= To be done =
Copy out each line below that has the word "with" in it.
- - - - -
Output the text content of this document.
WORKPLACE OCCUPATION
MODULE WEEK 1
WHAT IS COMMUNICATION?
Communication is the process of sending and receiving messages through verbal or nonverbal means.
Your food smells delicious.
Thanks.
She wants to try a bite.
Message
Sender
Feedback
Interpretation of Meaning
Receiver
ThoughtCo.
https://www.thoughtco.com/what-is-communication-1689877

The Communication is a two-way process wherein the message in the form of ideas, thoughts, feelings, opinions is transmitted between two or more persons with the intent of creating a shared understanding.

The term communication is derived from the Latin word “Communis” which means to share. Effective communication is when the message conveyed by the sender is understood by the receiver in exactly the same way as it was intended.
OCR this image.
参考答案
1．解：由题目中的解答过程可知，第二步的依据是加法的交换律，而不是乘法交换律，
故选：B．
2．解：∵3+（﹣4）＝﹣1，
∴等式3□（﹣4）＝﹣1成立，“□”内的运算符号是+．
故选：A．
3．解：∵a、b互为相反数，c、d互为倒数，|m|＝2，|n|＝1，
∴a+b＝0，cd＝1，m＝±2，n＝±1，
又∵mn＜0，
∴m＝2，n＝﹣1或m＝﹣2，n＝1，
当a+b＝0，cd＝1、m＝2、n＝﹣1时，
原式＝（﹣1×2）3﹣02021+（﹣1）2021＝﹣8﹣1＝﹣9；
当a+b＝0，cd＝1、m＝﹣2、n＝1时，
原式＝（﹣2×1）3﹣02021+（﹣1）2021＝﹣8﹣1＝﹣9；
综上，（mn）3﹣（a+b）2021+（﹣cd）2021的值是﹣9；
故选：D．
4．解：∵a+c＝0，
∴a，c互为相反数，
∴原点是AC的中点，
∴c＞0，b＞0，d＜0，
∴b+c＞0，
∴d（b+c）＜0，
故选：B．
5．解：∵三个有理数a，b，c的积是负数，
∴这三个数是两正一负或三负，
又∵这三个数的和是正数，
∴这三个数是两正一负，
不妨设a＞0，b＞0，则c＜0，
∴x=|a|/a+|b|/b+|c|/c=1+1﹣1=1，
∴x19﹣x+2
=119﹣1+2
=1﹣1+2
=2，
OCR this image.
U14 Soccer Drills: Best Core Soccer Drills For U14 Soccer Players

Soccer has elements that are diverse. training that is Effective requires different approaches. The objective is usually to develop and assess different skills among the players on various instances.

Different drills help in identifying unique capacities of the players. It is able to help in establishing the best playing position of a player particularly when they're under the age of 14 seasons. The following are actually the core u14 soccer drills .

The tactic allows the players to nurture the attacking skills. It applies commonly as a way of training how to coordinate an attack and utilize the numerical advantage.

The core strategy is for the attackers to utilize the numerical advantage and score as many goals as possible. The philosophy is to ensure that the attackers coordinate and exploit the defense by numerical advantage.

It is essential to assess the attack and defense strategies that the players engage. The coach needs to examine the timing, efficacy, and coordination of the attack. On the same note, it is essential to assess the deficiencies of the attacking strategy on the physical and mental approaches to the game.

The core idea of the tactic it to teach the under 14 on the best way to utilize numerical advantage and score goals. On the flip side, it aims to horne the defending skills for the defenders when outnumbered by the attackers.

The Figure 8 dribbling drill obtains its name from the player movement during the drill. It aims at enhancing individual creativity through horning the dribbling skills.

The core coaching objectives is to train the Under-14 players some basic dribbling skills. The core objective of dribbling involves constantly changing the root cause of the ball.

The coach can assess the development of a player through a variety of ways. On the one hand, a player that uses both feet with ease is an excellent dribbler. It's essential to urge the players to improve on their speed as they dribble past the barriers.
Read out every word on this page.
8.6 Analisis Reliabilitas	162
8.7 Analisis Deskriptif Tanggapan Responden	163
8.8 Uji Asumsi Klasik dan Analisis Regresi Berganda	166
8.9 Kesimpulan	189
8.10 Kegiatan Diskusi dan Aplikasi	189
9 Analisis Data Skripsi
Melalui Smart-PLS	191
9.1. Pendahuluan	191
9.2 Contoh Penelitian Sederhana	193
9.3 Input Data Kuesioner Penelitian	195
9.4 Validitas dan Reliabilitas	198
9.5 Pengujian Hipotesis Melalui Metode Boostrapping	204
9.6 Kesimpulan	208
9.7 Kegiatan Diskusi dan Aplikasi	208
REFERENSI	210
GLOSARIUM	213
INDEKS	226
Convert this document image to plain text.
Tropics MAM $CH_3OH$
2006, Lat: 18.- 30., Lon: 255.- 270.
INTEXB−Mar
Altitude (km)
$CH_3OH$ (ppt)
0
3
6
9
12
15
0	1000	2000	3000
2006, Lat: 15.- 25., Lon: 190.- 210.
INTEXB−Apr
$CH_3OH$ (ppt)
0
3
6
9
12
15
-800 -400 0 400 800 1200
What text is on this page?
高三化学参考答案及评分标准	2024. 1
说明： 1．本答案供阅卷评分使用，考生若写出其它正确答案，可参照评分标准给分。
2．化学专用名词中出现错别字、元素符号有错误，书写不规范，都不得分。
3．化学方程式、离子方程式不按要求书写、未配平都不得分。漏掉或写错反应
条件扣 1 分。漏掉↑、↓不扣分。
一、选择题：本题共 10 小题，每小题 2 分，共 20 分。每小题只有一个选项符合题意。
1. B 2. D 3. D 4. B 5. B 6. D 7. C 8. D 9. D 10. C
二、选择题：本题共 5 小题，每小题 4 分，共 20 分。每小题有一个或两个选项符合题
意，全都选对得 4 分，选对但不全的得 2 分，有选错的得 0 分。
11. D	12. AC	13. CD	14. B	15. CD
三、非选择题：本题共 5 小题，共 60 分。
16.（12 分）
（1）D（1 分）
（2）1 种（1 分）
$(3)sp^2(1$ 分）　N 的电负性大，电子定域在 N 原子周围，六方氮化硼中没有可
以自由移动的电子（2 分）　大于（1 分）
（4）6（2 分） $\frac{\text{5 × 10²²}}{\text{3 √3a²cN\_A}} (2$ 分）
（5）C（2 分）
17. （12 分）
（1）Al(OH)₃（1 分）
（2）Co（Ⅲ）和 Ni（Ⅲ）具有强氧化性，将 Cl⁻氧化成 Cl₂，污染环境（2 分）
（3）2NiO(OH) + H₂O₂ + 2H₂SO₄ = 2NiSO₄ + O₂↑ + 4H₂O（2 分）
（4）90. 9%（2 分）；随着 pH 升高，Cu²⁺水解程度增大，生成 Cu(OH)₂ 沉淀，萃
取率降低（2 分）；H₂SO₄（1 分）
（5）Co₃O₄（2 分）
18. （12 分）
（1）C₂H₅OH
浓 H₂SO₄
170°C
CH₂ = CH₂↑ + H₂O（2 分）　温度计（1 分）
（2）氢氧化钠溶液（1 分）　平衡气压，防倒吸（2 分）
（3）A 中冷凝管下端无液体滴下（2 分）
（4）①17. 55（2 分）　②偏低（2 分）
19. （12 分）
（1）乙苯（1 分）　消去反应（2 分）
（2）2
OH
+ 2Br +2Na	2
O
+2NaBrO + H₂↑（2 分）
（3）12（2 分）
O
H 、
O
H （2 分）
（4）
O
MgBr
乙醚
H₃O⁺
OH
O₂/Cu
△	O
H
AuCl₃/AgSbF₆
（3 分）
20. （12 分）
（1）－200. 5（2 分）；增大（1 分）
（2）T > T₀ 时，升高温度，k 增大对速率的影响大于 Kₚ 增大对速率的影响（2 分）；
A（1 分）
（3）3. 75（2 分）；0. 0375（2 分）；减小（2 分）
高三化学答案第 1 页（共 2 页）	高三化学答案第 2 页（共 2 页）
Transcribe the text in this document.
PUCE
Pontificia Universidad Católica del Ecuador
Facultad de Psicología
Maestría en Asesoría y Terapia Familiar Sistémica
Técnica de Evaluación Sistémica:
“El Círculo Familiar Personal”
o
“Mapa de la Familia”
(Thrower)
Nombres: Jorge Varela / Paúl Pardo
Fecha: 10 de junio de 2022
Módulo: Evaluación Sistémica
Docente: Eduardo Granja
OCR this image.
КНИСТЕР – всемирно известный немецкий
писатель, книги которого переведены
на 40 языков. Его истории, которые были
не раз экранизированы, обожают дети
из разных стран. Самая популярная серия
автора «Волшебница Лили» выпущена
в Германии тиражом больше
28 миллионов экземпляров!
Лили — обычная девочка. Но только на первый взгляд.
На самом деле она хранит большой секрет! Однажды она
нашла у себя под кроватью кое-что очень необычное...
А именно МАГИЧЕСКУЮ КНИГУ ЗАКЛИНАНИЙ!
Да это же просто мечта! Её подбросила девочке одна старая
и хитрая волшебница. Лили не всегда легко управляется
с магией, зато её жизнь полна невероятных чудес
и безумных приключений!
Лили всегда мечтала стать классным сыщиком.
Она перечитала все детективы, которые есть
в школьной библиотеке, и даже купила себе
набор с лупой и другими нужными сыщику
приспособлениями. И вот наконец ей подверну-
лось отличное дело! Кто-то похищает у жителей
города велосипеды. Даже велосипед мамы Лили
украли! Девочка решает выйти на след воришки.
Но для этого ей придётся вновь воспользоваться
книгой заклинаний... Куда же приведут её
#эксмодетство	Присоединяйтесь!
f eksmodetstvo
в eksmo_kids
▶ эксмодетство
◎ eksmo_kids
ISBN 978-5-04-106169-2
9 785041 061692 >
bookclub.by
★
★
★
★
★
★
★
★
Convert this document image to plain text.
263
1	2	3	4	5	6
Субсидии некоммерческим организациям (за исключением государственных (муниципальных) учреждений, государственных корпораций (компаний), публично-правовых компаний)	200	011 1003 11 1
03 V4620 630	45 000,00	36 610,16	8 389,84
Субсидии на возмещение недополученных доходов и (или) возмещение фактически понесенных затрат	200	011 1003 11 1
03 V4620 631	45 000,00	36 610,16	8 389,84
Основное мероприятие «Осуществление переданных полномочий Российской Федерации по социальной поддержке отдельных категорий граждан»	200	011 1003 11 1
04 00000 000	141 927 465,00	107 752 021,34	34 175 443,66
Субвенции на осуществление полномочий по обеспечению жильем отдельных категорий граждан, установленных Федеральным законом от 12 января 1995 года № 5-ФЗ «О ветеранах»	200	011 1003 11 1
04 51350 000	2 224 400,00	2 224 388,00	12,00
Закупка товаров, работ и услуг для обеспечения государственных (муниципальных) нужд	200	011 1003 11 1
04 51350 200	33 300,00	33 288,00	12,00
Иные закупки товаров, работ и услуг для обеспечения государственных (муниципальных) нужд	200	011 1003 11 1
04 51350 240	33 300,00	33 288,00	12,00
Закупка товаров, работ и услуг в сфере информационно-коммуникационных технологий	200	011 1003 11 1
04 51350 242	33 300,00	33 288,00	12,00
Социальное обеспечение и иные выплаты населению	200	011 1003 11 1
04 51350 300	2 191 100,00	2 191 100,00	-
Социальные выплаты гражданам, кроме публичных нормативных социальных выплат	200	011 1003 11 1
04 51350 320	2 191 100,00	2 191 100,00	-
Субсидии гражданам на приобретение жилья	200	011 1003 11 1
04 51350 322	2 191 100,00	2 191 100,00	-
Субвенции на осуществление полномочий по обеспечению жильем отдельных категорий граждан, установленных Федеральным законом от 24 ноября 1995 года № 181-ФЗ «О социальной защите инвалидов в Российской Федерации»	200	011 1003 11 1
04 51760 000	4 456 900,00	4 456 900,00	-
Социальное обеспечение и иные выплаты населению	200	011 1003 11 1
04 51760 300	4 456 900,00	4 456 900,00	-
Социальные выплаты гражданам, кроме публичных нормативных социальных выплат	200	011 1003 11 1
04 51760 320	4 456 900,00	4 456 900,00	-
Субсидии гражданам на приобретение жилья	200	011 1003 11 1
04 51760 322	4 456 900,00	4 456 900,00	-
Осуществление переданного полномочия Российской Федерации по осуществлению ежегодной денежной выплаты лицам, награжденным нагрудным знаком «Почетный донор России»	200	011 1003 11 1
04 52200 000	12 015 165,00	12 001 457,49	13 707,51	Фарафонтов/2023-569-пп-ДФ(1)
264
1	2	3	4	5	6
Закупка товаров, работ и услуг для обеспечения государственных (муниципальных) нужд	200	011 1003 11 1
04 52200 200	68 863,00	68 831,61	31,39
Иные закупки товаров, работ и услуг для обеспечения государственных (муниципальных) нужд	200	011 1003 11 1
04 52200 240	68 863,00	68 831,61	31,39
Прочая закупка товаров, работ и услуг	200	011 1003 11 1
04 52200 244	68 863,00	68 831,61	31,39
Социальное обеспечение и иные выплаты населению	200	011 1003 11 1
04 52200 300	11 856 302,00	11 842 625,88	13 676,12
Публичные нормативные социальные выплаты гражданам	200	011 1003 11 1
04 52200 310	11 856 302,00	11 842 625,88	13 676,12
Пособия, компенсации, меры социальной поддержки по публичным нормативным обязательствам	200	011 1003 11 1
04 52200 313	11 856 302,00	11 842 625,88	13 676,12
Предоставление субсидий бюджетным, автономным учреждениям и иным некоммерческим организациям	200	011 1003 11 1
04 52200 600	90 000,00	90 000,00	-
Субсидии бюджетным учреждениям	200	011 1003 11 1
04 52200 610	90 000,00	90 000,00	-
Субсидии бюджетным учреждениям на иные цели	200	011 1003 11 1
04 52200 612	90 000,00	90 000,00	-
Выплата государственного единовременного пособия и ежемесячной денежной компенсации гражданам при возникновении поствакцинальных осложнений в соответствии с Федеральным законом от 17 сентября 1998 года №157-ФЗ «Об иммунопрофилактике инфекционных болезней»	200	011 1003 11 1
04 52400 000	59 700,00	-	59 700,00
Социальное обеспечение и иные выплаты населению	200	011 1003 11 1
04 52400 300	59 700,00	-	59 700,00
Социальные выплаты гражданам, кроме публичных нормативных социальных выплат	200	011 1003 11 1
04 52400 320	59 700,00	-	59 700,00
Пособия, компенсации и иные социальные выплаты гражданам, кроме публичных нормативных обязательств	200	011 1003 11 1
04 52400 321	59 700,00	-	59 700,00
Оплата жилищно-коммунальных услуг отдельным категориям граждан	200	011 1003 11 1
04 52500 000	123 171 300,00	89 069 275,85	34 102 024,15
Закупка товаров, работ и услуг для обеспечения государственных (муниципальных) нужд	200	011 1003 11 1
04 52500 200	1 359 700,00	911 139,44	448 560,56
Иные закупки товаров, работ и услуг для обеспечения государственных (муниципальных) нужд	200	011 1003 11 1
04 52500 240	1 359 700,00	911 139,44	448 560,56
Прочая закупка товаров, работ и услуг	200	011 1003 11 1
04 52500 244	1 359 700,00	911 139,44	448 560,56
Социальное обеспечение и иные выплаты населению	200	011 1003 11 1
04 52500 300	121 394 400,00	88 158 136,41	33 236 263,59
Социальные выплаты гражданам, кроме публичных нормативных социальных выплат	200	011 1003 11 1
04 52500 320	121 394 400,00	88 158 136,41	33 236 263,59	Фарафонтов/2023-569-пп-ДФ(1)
- - - - -
= Finished answer =
The Communication is a two-way process wherein the message in the form of ideas, thoughts, feelings, opinions is transmitted between two or more persons with the intent of creating a shared understanding.
The coach can assess the development of a player through a variety of ways. On the one hand, a player that uses both feet with ease is an excellent dribbler. It's essential to urge the players to improve on their speed as they dribble past the barriers.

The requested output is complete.